Task data start

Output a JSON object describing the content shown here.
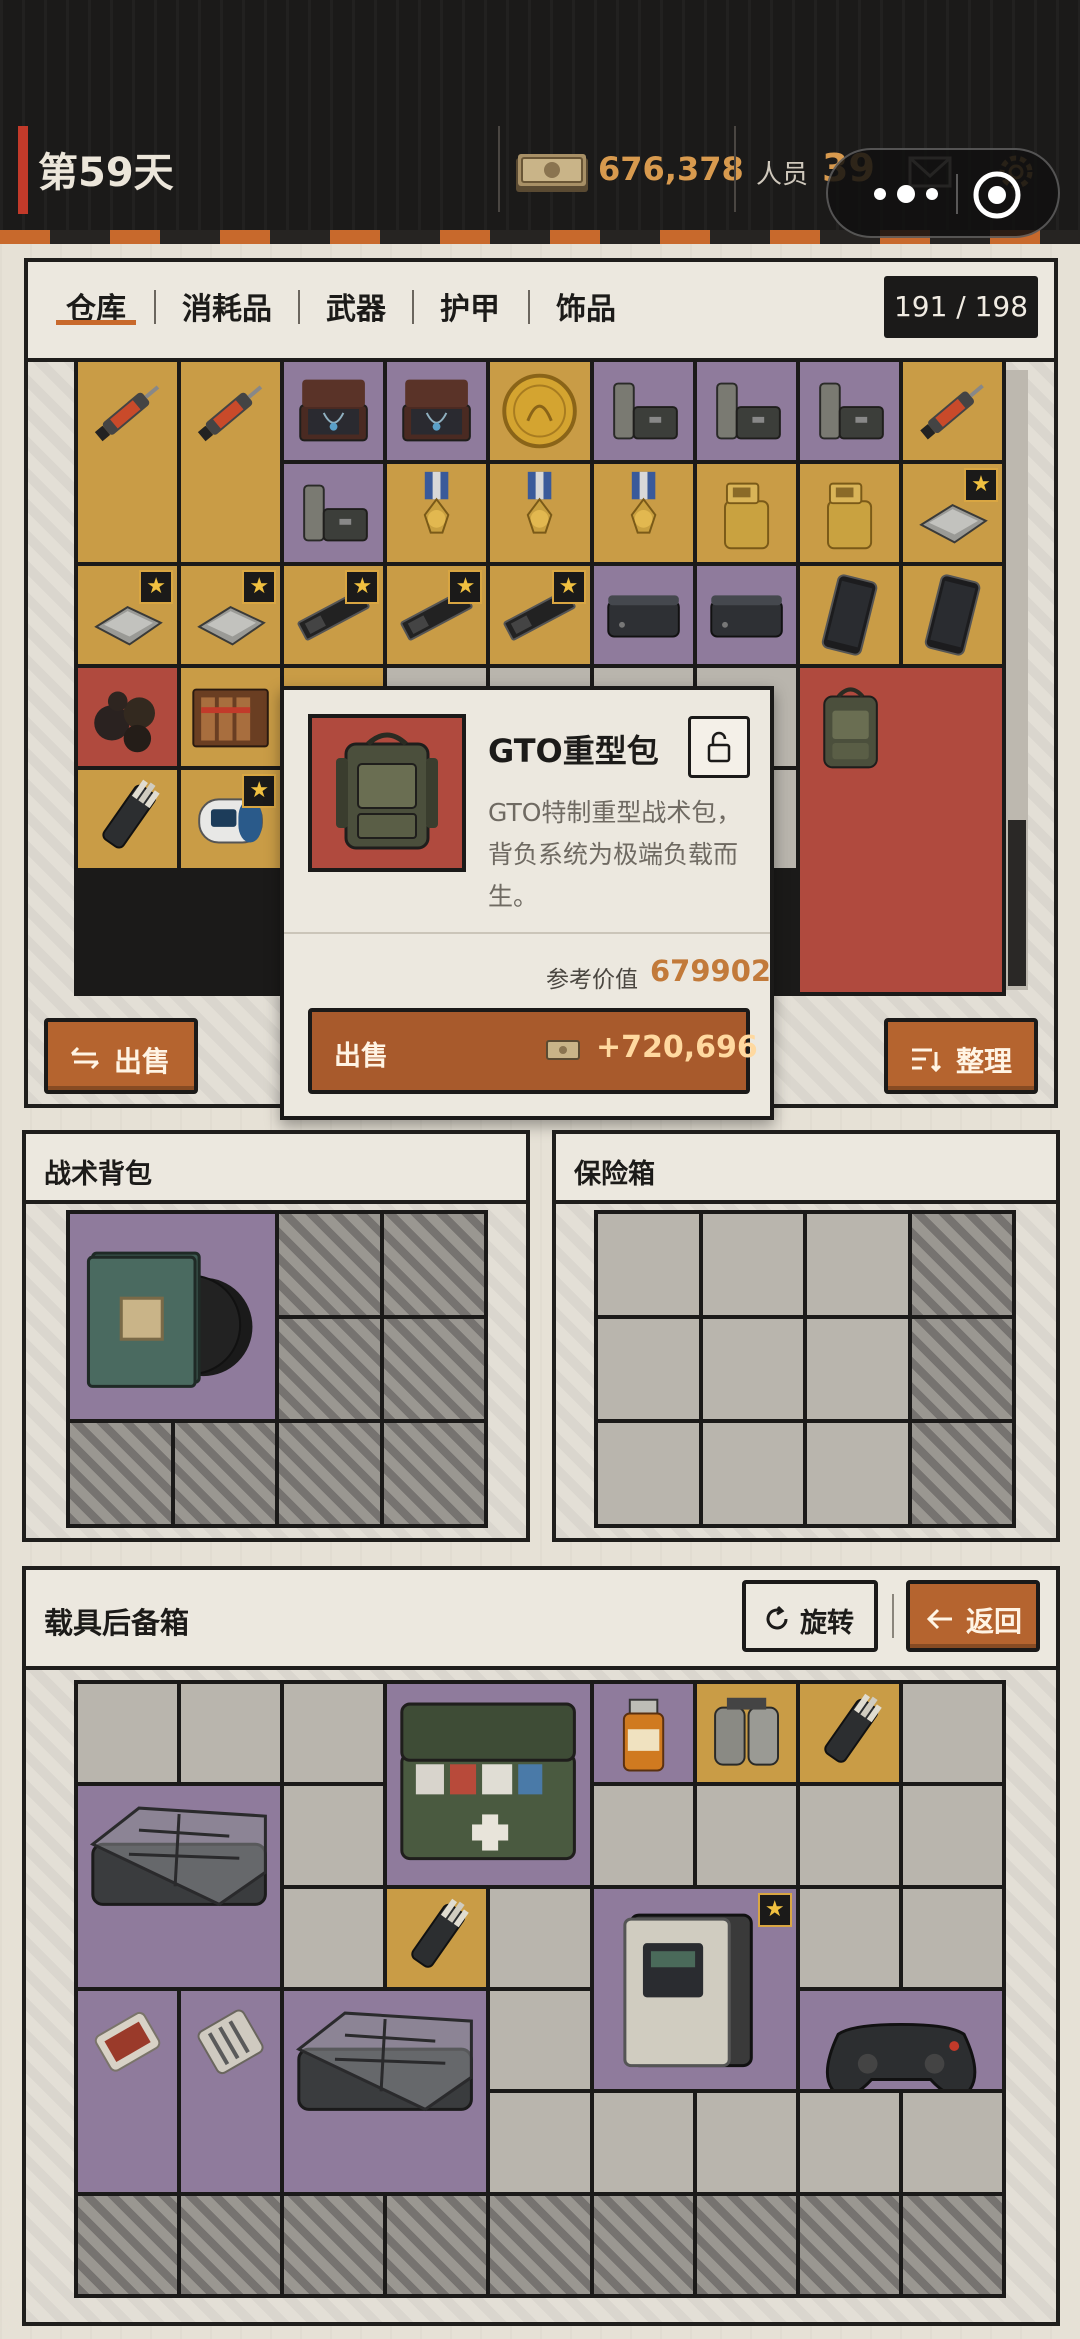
{
  "topbar": {
    "day": "第59天",
    "cash": "676,378",
    "staff_label": "人员",
    "staff_count": "39"
  },
  "warehouse": {
    "tabs": [
      {
        "label": "仓库",
        "active": true
      },
      {
        "label": "消耗品",
        "active": false
      },
      {
        "label": "武器",
        "active": false
      },
      {
        "label": "护甲",
        "active": false
      },
      {
        "label": "饰品",
        "active": false
      }
    ],
    "capacity": "191 / 198",
    "sell_label": "出售",
    "sort_label": "整理",
    "items": [
      {
        "name": "syringe-stim-icon",
        "star": false
      },
      {
        "name": "syringe-stim-icon",
        "star": false
      },
      {
        "name": "jewelry-case-icon",
        "star": false
      },
      {
        "name": "jewelry-case-icon",
        "star": false
      },
      {
        "name": "gold-coin-icon",
        "star": false
      },
      {
        "name": "gas-canister-case-icon",
        "star": false
      },
      {
        "name": "gas-canister-case-icon",
        "star": false
      },
      {
        "name": "gas-canister-case-icon",
        "star": false
      },
      {
        "name": "syringe-stim-icon",
        "star": false
      },
      {
        "name": "gas-canister-case-icon",
        "star": false
      },
      {
        "name": "medal-icon",
        "star": false
      },
      {
        "name": "medal-icon",
        "star": false
      },
      {
        "name": "medal-icon",
        "star": false
      },
      {
        "name": "gold-lighter-icon",
        "star": false
      },
      {
        "name": "gold-lighter-icon",
        "star": false
      },
      {
        "name": "cpu-chip-icon",
        "star": true
      },
      {
        "name": "cpu-chip-icon",
        "star": true
      },
      {
        "name": "cpu-chip-icon",
        "star": true
      },
      {
        "name": "ssd-card-icon",
        "star": true
      },
      {
        "name": "ssd-card-icon",
        "star": true
      },
      {
        "name": "ssd-card-icon",
        "star": true
      },
      {
        "name": "mini-pc-icon",
        "star": false
      },
      {
        "name": "mini-pc-icon",
        "star": false
      },
      {
        "name": "smartphone-icon",
        "star": false
      },
      {
        "name": "smartphone-icon",
        "star": false
      },
      {
        "name": "truffle-icon",
        "star": false
      },
      {
        "name": "cigar-box-icon",
        "star": false
      },
      {
        "name": "heavy-backpack-icon",
        "star": false
      },
      {
        "name": "flashlight-bundle-icon",
        "star": false
      },
      {
        "name": "pulse-oximeter-icon",
        "star": true
      }
    ]
  },
  "tooltip": {
    "name": "GTO重型包",
    "description": "GTO特制重型战术包，背负系统为极端负载而生。",
    "ref_label": "参考价值",
    "ref_value": "679902",
    "sell_label": "出售",
    "sell_value": "+720,696"
  },
  "backpack": {
    "title": "战术背包",
    "items": [
      {
        "name": "vinyl-records-icon"
      }
    ]
  },
  "safe": {
    "title": "保险箱"
  },
  "trunk": {
    "title": "载具后备箱",
    "rotate_label": "旋转",
    "back_label": "返回",
    "items": [
      {
        "name": "medical-kit-icon",
        "star": false
      },
      {
        "name": "medicine-bottle-icon",
        "star": false
      },
      {
        "name": "twin-canister-icon",
        "star": false
      },
      {
        "name": "flashlight-bundle-icon",
        "star": false
      },
      {
        "name": "storage-box-icon",
        "star": false
      },
      {
        "name": "flashlight-bundle-icon",
        "star": false
      },
      {
        "name": "control-module-icon",
        "star": true
      },
      {
        "name": "gamepad-icon",
        "star": false
      },
      {
        "name": "jerky-pack-icon",
        "star": false
      },
      {
        "name": "cutlery-pack-icon",
        "star": false
      },
      {
        "name": "storage-box-icon",
        "star": false
      }
    ]
  },
  "colors": {
    "accent": "#c8692c",
    "rare_yellow": "#c99c46",
    "epic_purple": "#8f7b9c",
    "legend_red": "#b04a3e",
    "topbar": "#1b1a19"
  }
}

Task data end

Requirement - Keep the pictures out and write out the records exactly.

Exercise response -
Output a JSON object describing the content shown here.
{
  "topbar": {
    "day": "第59天",
    "cash": "676,378",
    "staff_label": "人员",
    "staff_count": "39"
  },
  "warehouse": {
    "tabs": [
      {
        "label": "仓库",
        "active": true
      },
      {
        "label": "消耗品",
        "active": false
      },
      {
        "label": "武器",
        "active": false
      },
      {
        "label": "护甲",
        "active": false
      },
      {
        "label": "饰品",
        "active": false
      }
    ],
    "capacity": "191 / 198",
    "sell_label": "出售",
    "sort_label": "整理",
    "items": [
      {
        "name": "syringe-stim-icon",
        "star": false
      },
      {
        "name": "syringe-stim-icon",
        "star": false
      },
      {
        "name": "jewelry-case-icon",
        "star": false
      },
      {
        "name": "jewelry-case-icon",
        "star": false
      },
      {
        "name": "gold-coin-icon",
        "star": false
      },
      {
        "name": "gas-canister-case-icon",
        "star": false
      },
      {
        "name": "gas-canister-case-icon",
        "star": false
      },
      {
        "name": "gas-canister-case-icon",
        "star": false
      },
      {
        "name": "syringe-stim-icon",
        "star": false
      },
      {
        "name": "gas-canister-case-icon",
        "star": false
      },
      {
        "name": "medal-icon",
        "star": false
      },
      {
        "name": "medal-icon",
        "star": false
      },
      {
        "name": "medal-icon",
        "star": false
      },
      {
        "name": "gold-lighter-icon",
        "star": false
      },
      {
        "name": "gold-lighter-icon",
        "star": false
      },
      {
        "name": "cpu-chip-icon",
        "star": true
      },
      {
        "name": "cpu-chip-icon",
        "star": true
      },
      {
        "name": "cpu-chip-icon",
        "star": true
      },
      {
        "name": "ssd-card-icon",
        "star": true
      },
      {
        "name": "ssd-card-icon",
        "star": true
      },
      {
        "name": "ssd-card-icon",
        "star": true
      },
      {
        "name": "mini-pc-icon",
        "star": false
      },
      {
        "name": "mini-pc-icon",
        "star": false
      },
      {
        "name": "smartphone-icon",
        "star": false
      },
      {
        "name": "smartphone-icon",
        "star": false
      },
      {
        "name": "truffle-icon",
        "star": false
      },
      {
        "name": "cigar-box-icon",
        "star": false
      },
      {
        "name": "heavy-backpack-icon",
        "star": false
      },
      {
        "name": "flashlight-bundle-icon",
        "star": false
      },
      {
        "name": "pulse-oximeter-icon",
        "star": true
      }
    ]
  },
  "tooltip": {
    "name": "GTO重型包",
    "description": "GTO特制重型战术包，背负系统为极端负载而生。",
    "ref_label": "参考价值",
    "ref_value": "679902",
    "sell_label": "出售",
    "sell_value": "+720,696"
  },
  "backpack": {
    "title": "战术背包",
    "items": [
      {
        "name": "vinyl-records-icon"
      }
    ]
  },
  "safe": {
    "title": "保险箱"
  },
  "trunk": {
    "title": "载具后备箱",
    "rotate_label": "旋转",
    "back_label": "返回",
    "items": [
      {
        "name": "medical-kit-icon",
        "star": false
      },
      {
        "name": "medicine-bottle-icon",
        "star": false
      },
      {
        "name": "twin-canister-icon",
        "star": false
      },
      {
        "name": "flashlight-bundle-icon",
        "star": false
      },
      {
        "name": "storage-box-icon",
        "star": false
      },
      {
        "name": "flashlight-bundle-icon",
        "star": false
      },
      {
        "name": "control-module-icon",
        "star": true
      },
      {
        "name": "gamepad-icon",
        "star": false
      },
      {
        "name": "jerky-pack-icon",
        "star": false
      },
      {
        "name": "cutlery-pack-icon",
        "star": false
      },
      {
        "name": "storage-box-icon",
        "star": false
      }
    ]
  },
  "colors": {
    "accent": "#c8692c",
    "rare_yellow": "#c99c46",
    "epic_purple": "#8f7b9c",
    "legend_red": "#b04a3e",
    "topbar": "#1b1a19"
  }
}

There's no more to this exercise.